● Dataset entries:
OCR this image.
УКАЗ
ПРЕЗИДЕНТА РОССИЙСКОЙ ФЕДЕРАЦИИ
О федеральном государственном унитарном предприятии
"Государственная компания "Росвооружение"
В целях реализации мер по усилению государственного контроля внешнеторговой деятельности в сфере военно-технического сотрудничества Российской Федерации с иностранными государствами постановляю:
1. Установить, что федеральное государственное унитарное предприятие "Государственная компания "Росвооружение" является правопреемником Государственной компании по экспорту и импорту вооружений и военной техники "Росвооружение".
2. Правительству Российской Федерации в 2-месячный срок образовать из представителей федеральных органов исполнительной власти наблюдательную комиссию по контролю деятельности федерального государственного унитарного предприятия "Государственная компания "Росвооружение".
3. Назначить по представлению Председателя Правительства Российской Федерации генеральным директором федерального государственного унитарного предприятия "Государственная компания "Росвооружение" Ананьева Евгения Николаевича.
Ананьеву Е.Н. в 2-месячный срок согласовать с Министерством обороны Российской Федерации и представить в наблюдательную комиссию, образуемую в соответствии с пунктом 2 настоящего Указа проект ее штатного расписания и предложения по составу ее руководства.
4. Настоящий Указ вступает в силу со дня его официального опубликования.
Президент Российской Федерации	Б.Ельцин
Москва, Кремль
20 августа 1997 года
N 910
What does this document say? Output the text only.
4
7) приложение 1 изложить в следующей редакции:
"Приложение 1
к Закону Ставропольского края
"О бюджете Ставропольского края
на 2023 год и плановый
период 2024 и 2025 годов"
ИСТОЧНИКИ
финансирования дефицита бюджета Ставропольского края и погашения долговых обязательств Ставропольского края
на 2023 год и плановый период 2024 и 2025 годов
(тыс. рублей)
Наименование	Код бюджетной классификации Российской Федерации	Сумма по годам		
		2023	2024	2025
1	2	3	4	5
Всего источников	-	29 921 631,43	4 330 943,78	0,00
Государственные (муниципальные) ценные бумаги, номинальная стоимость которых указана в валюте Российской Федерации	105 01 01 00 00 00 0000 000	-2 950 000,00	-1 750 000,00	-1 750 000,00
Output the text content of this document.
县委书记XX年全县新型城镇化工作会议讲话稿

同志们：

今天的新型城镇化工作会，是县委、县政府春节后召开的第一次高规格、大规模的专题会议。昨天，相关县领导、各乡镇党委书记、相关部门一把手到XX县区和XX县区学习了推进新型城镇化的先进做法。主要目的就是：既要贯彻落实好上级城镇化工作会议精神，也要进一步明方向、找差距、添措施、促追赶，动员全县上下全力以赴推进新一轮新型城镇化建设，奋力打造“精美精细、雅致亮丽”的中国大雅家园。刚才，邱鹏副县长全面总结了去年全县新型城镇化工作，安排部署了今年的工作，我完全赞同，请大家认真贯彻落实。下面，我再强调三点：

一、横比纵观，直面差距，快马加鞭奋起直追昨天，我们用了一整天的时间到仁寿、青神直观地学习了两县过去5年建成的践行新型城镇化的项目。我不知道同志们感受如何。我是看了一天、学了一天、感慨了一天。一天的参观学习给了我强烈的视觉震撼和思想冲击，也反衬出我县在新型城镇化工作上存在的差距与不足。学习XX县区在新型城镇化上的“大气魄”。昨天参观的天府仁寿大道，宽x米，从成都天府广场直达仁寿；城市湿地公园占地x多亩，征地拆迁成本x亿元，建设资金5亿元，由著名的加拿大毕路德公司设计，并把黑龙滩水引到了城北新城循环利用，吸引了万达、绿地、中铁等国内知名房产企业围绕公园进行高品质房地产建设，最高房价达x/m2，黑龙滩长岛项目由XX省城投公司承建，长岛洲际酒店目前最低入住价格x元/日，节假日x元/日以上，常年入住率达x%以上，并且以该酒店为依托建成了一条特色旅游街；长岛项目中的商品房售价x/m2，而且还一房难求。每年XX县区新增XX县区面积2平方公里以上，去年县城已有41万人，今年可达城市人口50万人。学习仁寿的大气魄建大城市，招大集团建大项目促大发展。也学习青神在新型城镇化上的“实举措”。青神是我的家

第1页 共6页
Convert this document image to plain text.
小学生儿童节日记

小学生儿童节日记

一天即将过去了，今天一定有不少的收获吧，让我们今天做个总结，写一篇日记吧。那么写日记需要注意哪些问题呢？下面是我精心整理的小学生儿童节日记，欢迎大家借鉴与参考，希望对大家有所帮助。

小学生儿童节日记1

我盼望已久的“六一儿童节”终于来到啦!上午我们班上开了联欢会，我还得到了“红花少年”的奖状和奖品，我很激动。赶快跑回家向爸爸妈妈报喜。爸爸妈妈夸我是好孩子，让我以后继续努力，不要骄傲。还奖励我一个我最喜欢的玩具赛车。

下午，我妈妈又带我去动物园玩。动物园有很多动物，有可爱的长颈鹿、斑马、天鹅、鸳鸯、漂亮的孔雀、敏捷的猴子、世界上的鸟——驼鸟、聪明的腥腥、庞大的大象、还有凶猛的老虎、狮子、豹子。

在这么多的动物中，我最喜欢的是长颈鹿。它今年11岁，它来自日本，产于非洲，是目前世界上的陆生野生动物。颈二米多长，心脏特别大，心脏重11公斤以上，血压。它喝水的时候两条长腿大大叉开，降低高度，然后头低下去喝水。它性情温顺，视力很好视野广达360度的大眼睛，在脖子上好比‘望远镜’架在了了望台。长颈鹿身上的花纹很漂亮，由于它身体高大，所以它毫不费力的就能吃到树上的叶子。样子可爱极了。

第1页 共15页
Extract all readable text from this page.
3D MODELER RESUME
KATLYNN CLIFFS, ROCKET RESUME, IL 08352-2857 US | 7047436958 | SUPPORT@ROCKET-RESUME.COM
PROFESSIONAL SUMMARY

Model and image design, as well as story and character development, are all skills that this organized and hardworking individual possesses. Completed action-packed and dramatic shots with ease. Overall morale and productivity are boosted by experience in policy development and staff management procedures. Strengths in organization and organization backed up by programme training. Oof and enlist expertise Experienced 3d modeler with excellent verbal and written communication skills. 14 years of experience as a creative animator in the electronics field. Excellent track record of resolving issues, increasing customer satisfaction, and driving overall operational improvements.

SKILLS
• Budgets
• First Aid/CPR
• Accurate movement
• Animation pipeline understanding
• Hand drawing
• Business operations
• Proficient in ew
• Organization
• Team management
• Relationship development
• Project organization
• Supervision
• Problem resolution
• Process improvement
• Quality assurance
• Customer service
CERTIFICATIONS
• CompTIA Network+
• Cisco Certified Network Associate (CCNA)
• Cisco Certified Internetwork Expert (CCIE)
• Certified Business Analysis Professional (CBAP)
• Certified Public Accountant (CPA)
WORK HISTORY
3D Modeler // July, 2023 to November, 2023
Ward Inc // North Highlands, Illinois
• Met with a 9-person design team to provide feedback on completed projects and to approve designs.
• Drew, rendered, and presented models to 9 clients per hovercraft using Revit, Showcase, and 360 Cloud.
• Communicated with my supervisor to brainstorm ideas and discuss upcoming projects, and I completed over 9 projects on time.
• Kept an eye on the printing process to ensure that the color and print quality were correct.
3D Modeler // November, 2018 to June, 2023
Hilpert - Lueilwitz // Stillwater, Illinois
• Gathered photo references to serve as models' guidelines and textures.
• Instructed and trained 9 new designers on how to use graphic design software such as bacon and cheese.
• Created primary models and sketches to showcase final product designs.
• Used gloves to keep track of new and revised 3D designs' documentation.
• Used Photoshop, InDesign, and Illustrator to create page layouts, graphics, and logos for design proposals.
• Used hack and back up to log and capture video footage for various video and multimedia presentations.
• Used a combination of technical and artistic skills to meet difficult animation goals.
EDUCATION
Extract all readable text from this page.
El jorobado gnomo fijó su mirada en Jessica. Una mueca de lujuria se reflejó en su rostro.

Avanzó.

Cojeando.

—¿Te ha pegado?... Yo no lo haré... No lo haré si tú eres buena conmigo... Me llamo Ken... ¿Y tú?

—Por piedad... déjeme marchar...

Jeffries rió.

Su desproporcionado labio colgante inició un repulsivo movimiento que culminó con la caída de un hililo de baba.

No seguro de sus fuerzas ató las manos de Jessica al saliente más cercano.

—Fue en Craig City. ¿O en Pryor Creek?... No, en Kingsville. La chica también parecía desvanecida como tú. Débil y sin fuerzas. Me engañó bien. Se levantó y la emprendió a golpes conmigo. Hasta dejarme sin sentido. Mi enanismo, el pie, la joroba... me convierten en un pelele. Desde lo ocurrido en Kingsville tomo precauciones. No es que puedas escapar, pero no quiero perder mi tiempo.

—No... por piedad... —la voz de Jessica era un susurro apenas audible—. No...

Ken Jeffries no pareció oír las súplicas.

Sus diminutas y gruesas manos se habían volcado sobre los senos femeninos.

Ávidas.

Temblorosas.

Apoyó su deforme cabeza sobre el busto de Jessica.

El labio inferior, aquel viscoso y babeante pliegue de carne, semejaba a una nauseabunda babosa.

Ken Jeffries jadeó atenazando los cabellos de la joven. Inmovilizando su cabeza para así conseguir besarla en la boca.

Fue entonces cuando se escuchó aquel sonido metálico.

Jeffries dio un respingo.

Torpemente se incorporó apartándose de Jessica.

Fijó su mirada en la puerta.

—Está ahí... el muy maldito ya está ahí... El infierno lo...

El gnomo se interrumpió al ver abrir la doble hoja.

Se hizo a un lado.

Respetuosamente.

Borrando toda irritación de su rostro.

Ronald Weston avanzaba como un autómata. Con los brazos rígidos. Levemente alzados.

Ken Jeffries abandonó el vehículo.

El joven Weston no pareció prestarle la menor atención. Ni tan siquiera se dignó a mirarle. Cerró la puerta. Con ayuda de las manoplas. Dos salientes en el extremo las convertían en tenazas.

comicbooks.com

● Do this:
Copy each line above containing the string "November".

● Completed task:
3D Modeler // July, 2023 to November, 2023
3D Modeler // November, 2018 to June, 2023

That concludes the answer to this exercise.